## Goal of the exercise
Write out each line from the data below that includes the word "facing".

-=-=-=-=-

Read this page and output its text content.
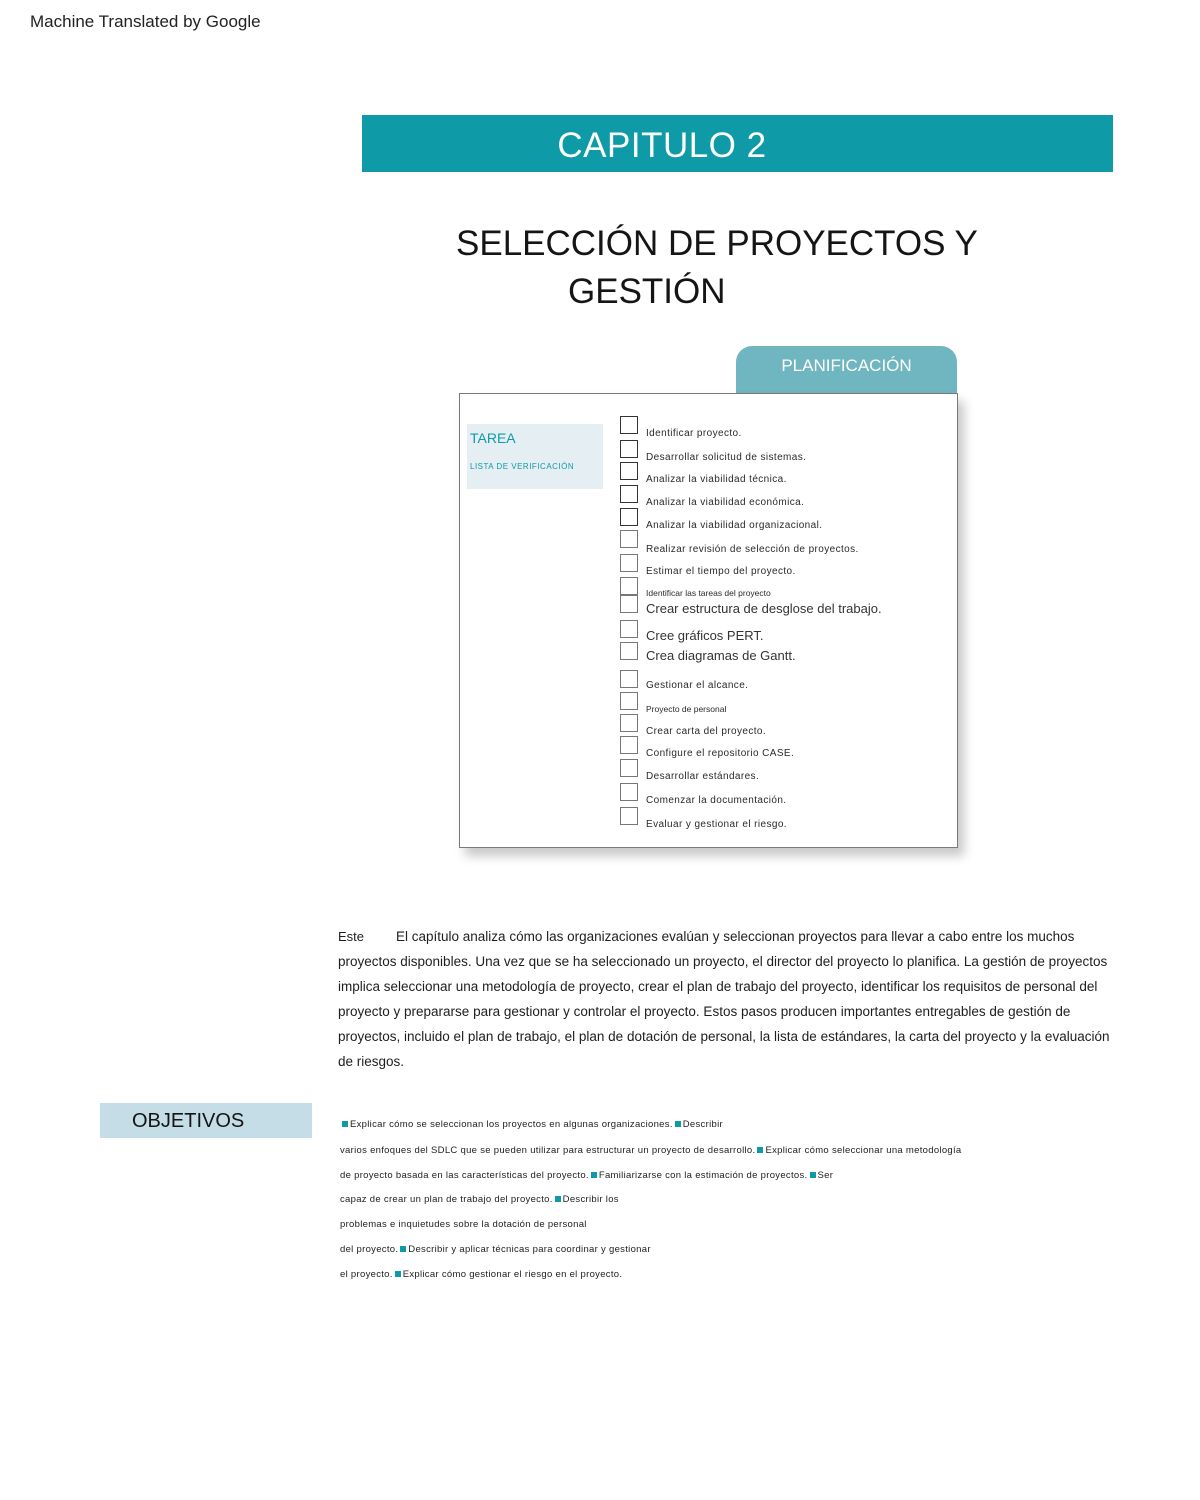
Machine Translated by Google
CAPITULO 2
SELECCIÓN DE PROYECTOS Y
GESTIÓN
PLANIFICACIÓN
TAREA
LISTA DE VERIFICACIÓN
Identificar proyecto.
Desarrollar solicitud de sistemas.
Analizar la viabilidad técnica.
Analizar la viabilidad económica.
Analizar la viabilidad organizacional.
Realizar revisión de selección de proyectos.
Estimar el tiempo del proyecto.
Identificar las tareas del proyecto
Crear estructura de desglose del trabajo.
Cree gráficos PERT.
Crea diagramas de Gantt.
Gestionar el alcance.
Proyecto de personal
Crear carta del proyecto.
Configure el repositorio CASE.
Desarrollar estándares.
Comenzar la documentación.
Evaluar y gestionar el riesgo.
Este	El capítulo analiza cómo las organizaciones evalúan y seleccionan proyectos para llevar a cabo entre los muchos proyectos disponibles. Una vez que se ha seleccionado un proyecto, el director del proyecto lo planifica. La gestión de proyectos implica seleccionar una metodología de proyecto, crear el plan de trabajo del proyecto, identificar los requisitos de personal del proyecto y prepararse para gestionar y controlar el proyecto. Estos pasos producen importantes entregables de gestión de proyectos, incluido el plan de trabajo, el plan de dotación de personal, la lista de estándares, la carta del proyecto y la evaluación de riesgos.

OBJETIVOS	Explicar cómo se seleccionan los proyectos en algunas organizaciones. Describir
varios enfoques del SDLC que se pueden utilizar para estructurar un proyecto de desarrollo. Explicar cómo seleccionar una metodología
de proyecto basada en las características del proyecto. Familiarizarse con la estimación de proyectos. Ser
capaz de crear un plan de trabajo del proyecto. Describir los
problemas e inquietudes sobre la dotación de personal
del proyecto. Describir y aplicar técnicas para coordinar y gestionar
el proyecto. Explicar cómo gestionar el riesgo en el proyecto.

-=-=-=-=-

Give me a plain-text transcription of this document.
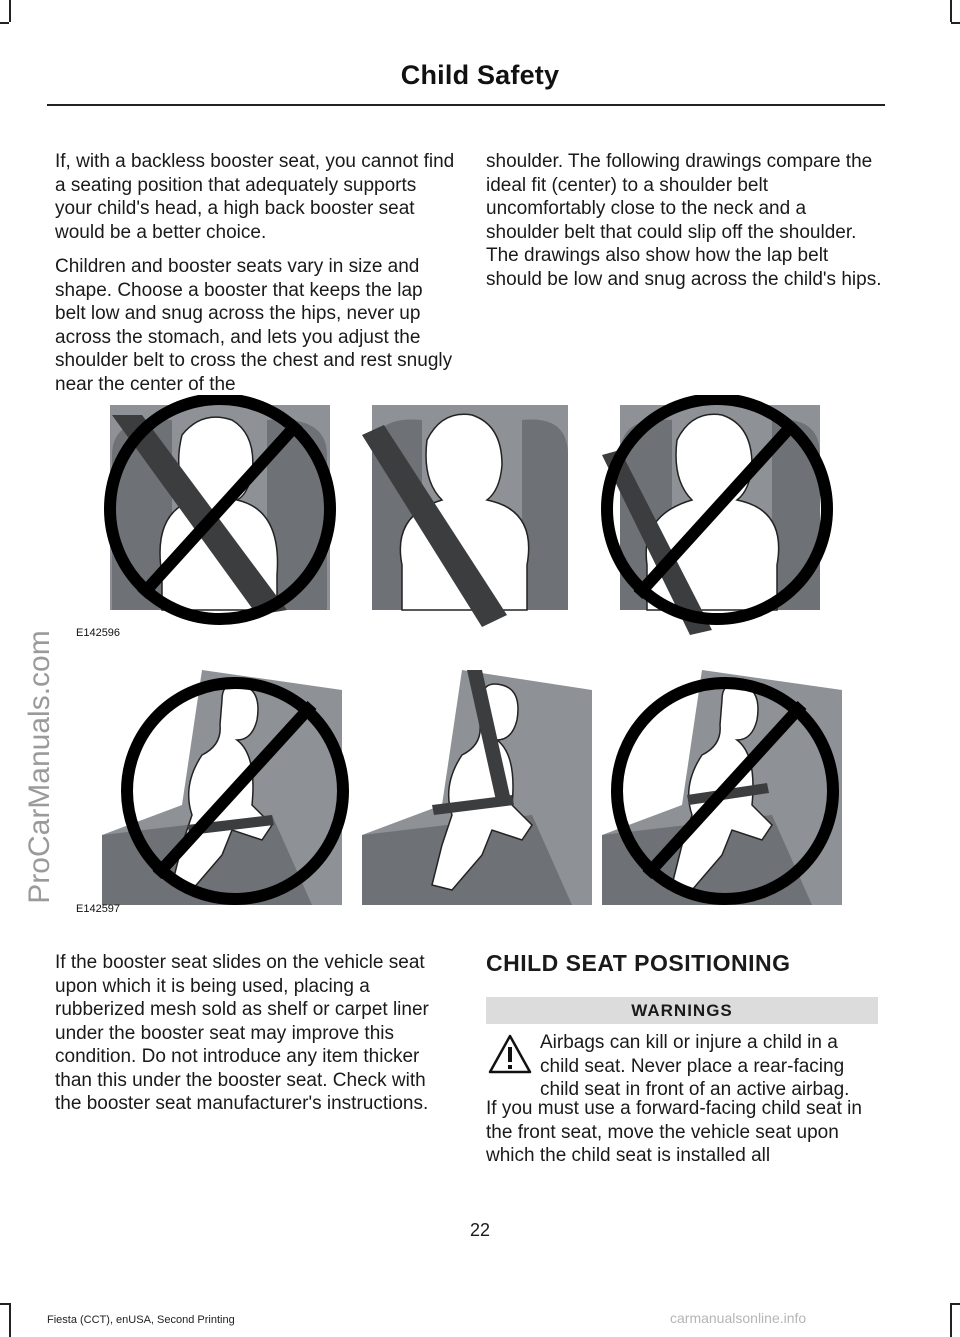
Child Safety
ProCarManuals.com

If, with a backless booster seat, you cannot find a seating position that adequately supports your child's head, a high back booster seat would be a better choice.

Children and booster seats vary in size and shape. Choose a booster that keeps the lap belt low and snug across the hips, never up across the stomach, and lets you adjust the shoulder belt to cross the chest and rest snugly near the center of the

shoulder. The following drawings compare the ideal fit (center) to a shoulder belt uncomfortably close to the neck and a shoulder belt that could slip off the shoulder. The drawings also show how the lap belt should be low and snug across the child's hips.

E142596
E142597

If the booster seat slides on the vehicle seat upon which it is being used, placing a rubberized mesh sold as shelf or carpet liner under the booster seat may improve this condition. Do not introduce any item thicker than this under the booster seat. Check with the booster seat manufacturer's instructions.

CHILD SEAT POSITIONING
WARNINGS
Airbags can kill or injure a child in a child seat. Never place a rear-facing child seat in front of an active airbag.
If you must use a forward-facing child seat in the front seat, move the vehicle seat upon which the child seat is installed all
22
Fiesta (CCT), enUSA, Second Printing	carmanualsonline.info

-=-=-=-=-

## Full response
Airbags can kill or injure a child in a child seat. Never place a rear-facing child seat in front of an active airbag.
If you must use a forward-facing child seat in the front seat, move the vehicle seat upon which the child seat is installed all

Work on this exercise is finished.